* WORK TO COMPLETE: Write out the entries verbatim and leave the images out of the copy.

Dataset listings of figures
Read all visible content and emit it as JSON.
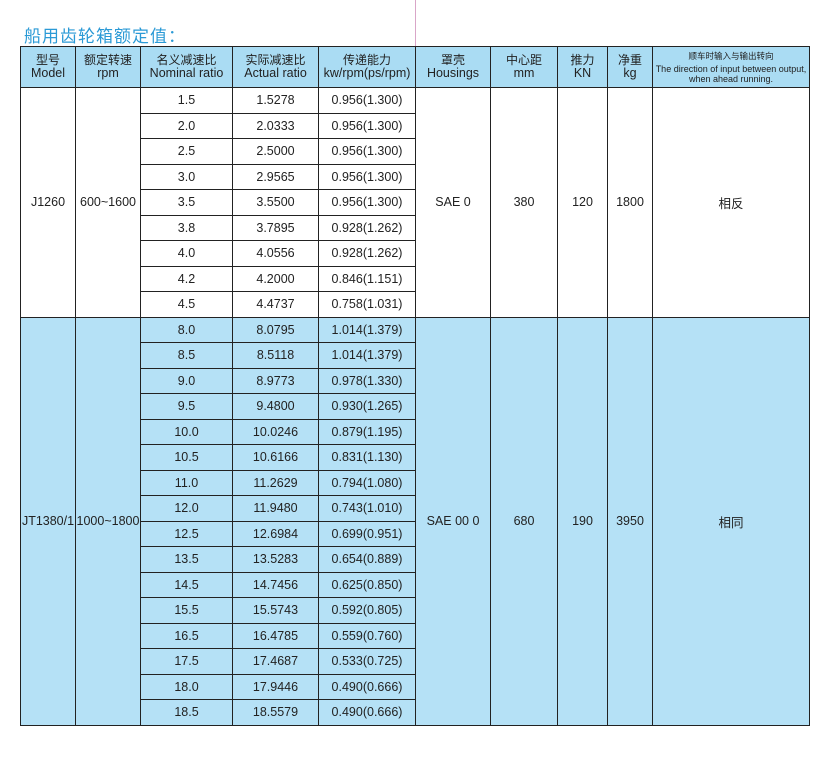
{
  "title": "船用齿轮箱额定值：",
  "colors": {
    "title": "#2b9ad6",
    "header_bg": "#aadcf3",
    "group2_bg": "#b5e1f6"
  },
  "headers": [
    {
      "cn": "型号",
      "en": "Model"
    },
    {
      "cn": "额定转速",
      "en": "rpm"
    },
    {
      "cn": "名义减速比",
      "en": "Nominal ratio"
    },
    {
      "cn": "实际减速比",
      "en": "Actual ratio"
    },
    {
      "cn": "传递能力",
      "en": "kw/rpm(ps/rpm)"
    },
    {
      "cn": "罩壳",
      "en": "Housings"
    },
    {
      "cn": "中心距",
      "en": "mm"
    },
    {
      "cn": "推力",
      "en": "KN"
    },
    {
      "cn": "净重",
      "en": "kg"
    },
    {
      "cn": "顺车时输入与输出转向",
      "en": "The direction of input between output, when ahead running."
    }
  ],
  "groups": [
    {
      "model": "J1260",
      "rpm": "600~1600",
      "housing": "SAE 0",
      "center": "380",
      "thrust": "120",
      "weight": "1800",
      "direction": "相反",
      "rows": [
        [
          "1.5",
          "1.5278",
          "0.956(1.300)"
        ],
        [
          "2.0",
          "2.0333",
          "0.956(1.300)"
        ],
        [
          "2.5",
          "2.5000",
          "0.956(1.300)"
        ],
        [
          "3.0",
          "2.9565",
          "0.956(1.300)"
        ],
        [
          "3.5",
          "3.5500",
          "0.956(1.300)"
        ],
        [
          "3.8",
          "3.7895",
          "0.928(1.262)"
        ],
        [
          "4.0",
          "4.0556",
          "0.928(1.262)"
        ],
        [
          "4.2",
          "4.2000",
          "0.846(1.151)"
        ],
        [
          "4.5",
          "4.4737",
          "0.758(1.031)"
        ]
      ]
    },
    {
      "model": "JT1380/1",
      "rpm": "1000~1800",
      "housing": "SAE 00 0",
      "center": "680",
      "thrust": "190",
      "weight": "3950",
      "direction": "相同",
      "rows": [
        [
          "8.0",
          "8.0795",
          "1.014(1.379)"
        ],
        [
          "8.5",
          "8.5118",
          "1.014(1.379)"
        ],
        [
          "9.0",
          "8.9773",
          "0.978(1.330)"
        ],
        [
          "9.5",
          "9.4800",
          "0.930(1.265)"
        ],
        [
          "10.0",
          "10.0246",
          "0.879(1.195)"
        ],
        [
          "10.5",
          "10.6166",
          "0.831(1.130)"
        ],
        [
          "11.0",
          "11.2629",
          "0.794(1.080)"
        ],
        [
          "12.0",
          "11.9480",
          "0.743(1.010)"
        ],
        [
          "12.5",
          "12.6984",
          "0.699(0.951)"
        ],
        [
          "13.5",
          "13.5283",
          "0.654(0.889)"
        ],
        [
          "14.5",
          "14.7456",
          "0.625(0.850)"
        ],
        [
          "15.5",
          "15.5743",
          "0.592(0.805)"
        ],
        [
          "16.5",
          "16.4785",
          "0.559(0.760)"
        ],
        [
          "17.5",
          "17.4687",
          "0.533(0.725)"
        ],
        [
          "18.0",
          "17.9446",
          "0.490(0.666)"
        ],
        [
          "18.5",
          "18.5579",
          "0.490(0.666)"
        ]
      ]
    }
  ]
}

* WRITTEN ANSWER:
Read all visible content and emit it as JSON.
{
  "title": "船用齿轮箱额定值：",
  "colors": {
    "title": "#2b9ad6",
    "header_bg": "#aadcf3",
    "group2_bg": "#b5e1f6"
  },
  "headers": [
    {
      "cn": "型号",
      "en": "Model"
    },
    {
      "cn": "额定转速",
      "en": "rpm"
    },
    {
      "cn": "名义减速比",
      "en": "Nominal ratio"
    },
    {
      "cn": "实际减速比",
      "en": "Actual ratio"
    },
    {
      "cn": "传递能力",
      "en": "kw/rpm(ps/rpm)"
    },
    {
      "cn": "罩壳",
      "en": "Housings"
    },
    {
      "cn": "中心距",
      "en": "mm"
    },
    {
      "cn": "推力",
      "en": "KN"
    },
    {
      "cn": "净重",
      "en": "kg"
    },
    {
      "cn": "顺车时输入与输出转向",
      "en": "The direction of input between output, when ahead running."
    }
  ],
  "groups": [
    {
      "model": "J1260",
      "rpm": "600~1600",
      "housing": "SAE 0",
      "center": "380",
      "thrust": "120",
      "weight": "1800",
      "direction": "相反",
      "rows": [
        [
          "1.5",
          "1.5278",
          "0.956(1.300)"
        ],
        [
          "2.0",
          "2.0333",
          "0.956(1.300)"
        ],
        [
          "2.5",
          "2.5000",
          "0.956(1.300)"
        ],
        [
          "3.0",
          "2.9565",
          "0.956(1.300)"
        ],
        [
          "3.5",
          "3.5500",
          "0.956(1.300)"
        ],
        [
          "3.8",
          "3.7895",
          "0.928(1.262)"
        ],
        [
          "4.0",
          "4.0556",
          "0.928(1.262)"
        ],
        [
          "4.2",
          "4.2000",
          "0.846(1.151)"
        ],
        [
          "4.5",
          "4.4737",
          "0.758(1.031)"
        ]
      ]
    },
    {
      "model": "JT1380/1",
      "rpm": "1000~1800",
      "housing": "SAE 00 0",
      "center": "680",
      "thrust": "190",
      "weight": "3950",
      "direction": "相同",
      "rows": [
        [
          "8.0",
          "8.0795",
          "1.014(1.379)"
        ],
        [
          "8.5",
          "8.5118",
          "1.014(1.379)"
        ],
        [
          "9.0",
          "8.9773",
          "0.978(1.330)"
        ],
        [
          "9.5",
          "9.4800",
          "0.930(1.265)"
        ],
        [
          "10.0",
          "10.0246",
          "0.879(1.195)"
        ],
        [
          "10.5",
          "10.6166",
          "0.831(1.130)"
        ],
        [
          "11.0",
          "11.2629",
          "0.794(1.080)"
        ],
        [
          "12.0",
          "11.9480",
          "0.743(1.010)"
        ],
        [
          "12.5",
          "12.6984",
          "0.699(0.951)"
        ],
        [
          "13.5",
          "13.5283",
          "0.654(0.889)"
        ],
        [
          "14.5",
          "14.7456",
          "0.625(0.850)"
        ],
        [
          "15.5",
          "15.5743",
          "0.592(0.805)"
        ],
        [
          "16.5",
          "16.4785",
          "0.559(0.760)"
        ],
        [
          "17.5",
          "17.4687",
          "0.533(0.725)"
        ],
        [
          "18.0",
          "17.9446",
          "0.490(0.666)"
        ],
        [
          "18.5",
          "18.5579",
          "0.490(0.666)"
        ]
      ]
    }
  ]
}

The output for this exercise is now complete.